Texto apresentado:

◇ ◇ ◇

Elton Alisson, de Niterói | Agência FAPESP
Na atmosfera terrestre, uma rede complexa de corredores invisíveis a olho nu transporta diariamente calor e umidade das regiões tropicais para os confins da Antártica, alterando drasticamente o clima do continente gelado. Conhecidos como “rios atmosféricos”, esses sistemas estão sendo apontados por pesquisadores brasileiros como um dos principais motores do degelo no setor oeste do continente e na Península Antártica.
A aceleração desse processo pode causar uma significativa elevação do nível global dos oceanos e impactar diretamente o Brasil. O país está entre os mais vulneráveis a esse cenário: das 136 cidades portuárias no mundo com população acima de 1 milhão de pessoas expostas à subida do mar, dez estão em território brasileiro.

◇ ◇ ◇

Material fornecido:
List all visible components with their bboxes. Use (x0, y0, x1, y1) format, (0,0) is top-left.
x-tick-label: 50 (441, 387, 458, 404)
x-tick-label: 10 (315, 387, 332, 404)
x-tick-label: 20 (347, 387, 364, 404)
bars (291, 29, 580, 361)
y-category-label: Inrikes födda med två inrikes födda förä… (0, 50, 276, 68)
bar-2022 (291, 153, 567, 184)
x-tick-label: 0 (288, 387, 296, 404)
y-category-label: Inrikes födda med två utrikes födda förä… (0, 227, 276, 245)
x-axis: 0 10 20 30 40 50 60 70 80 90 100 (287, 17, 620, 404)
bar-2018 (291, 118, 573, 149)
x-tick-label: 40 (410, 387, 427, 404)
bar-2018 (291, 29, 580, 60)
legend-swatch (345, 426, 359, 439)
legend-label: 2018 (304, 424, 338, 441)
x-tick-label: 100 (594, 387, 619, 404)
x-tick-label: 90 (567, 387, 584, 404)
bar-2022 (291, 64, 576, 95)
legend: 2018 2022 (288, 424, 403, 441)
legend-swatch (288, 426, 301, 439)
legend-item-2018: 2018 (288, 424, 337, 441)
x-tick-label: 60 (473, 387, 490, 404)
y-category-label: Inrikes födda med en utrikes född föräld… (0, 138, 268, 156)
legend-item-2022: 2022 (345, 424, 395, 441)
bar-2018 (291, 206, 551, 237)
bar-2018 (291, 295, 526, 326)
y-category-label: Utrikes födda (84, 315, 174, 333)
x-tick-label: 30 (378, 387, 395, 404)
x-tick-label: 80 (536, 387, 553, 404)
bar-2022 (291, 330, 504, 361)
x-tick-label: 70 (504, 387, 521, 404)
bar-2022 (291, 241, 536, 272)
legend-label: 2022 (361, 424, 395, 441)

◇ ◇ ◇

O que fazer:
A - Liste todos os nomes próprios de lugares que aparecem na reportagem sobre os rios atmosféricos.
B - Diga se cada afirmação concorda com a reportagem sobre os rios atmosféricos, respondendo sim ou não e citando as palavras do texto que decidem. (i) Os rios atmosféricos levam calor e umidade das regiões tropicais até a Antártica. (ii) Os pesquisadores ligam esses rios sobretudo ao degelo no setor leste do continente. (iii) Das 136 cidades portuárias citadas, vinte ficam no Brasil.
C - Dê continuidade à reportagem sobre os rios atmosféricos, escrevendo a partir do último parágrafo.

Respostas:
A - Niterói, Antártica, Península Antártica, Brasil

B -
(i) Sim: "transporta diariamente calor e umidade das regiões tropicais para os confins da Antártica".
(ii) Não: "um dos principais motores do degelo no setor oeste do continente e na Península Antártica".
(iii) Não: "dez estão em território brasileiro".

C -
O alerta foi feito por Heitor Evangelista da Silva, professor da Uerj (Universidade Estadual do Rio de Janeiro) e coordenador de um projeto de monitoramento de rios atmosféricos da Antártica. O pesquisador apresentou os dados em palestra durante a 78ª Reunião Anual da SBPC (Sociedade Brasileira para o Progresso da Ciência).
Com o tema “Ciência para todos: soberania, desenvolvimento e inclusão”, o evento acontece até este sábado (1.ago.2026) no campus Gragoatá da Universidade Federal Fluminense, em Niterói.